**STATED EXERCISE:** Without altering anything, output the material below.

**Entries taken from a collection:**
— start —
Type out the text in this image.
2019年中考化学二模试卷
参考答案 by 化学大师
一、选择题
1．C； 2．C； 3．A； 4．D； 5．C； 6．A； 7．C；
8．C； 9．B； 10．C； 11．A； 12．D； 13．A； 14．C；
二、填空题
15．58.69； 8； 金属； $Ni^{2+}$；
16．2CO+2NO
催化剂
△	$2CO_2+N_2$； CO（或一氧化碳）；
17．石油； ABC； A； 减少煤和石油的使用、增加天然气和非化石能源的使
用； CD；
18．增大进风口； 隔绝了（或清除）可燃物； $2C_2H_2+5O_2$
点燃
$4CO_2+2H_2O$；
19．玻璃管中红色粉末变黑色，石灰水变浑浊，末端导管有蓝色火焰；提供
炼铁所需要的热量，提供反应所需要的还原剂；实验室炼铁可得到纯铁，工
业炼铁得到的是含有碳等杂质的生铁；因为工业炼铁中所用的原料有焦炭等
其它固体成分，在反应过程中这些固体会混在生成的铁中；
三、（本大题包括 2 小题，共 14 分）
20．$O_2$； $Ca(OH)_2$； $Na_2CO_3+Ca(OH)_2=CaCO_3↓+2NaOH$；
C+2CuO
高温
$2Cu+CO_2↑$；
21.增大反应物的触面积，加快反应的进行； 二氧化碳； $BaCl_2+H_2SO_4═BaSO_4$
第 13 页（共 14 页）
— end —
**WRITTEN SOLUTION:**
Type out the text in this image.
2019年中考化学二模试卷
参考答案 by 化学大师
一、选择题
1．C； 2．C； 3．A； 4．D； 5．C； 6．A； 7．C；
8．C； 9．B； 10．C； 11．A； 12．D； 13．A； 14．C；
二、填空题
15．58.69； 8； 金属； $Ni^{2+}$；
16．2CO+2NO
催化剂
△	$2CO_2+N_2$； CO（或一氧化碳）；
17．石油； ABC； A； 减少煤和石油的使用、增加天然气和非化石能源的使
用； CD；
18．增大进风口； 隔绝了（或清除）可燃物； $2C_2H_2+5O_2$
点燃
$4CO_2+2H_2O$；
19．玻璃管中红色粉末变黑色，石灰水变浑浊，末端导管有蓝色火焰；提供
炼铁所需要的热量，提供反应所需要的还原剂；实验室炼铁可得到纯铁，工
业炼铁得到的是含有碳等杂质的生铁；因为工业炼铁中所用的原料有焦炭等
其它固体成分，在反应过程中这些固体会混在生成的铁中；
三、（本大题包括 2 小题，共 14 分）
20．$O_2$； $Ca(OH)_2$； $Na_2CO_3+Ca(OH)_2=CaCO_3↓+2NaOH$；
C+2CuO
高温
$2Cu+CO_2↑$；
21.增大反应物的触面积，加快反应的进行； 二氧化碳； $BaCl_2+H_2SO_4═BaSO_4$
第 13 页（共 14 页）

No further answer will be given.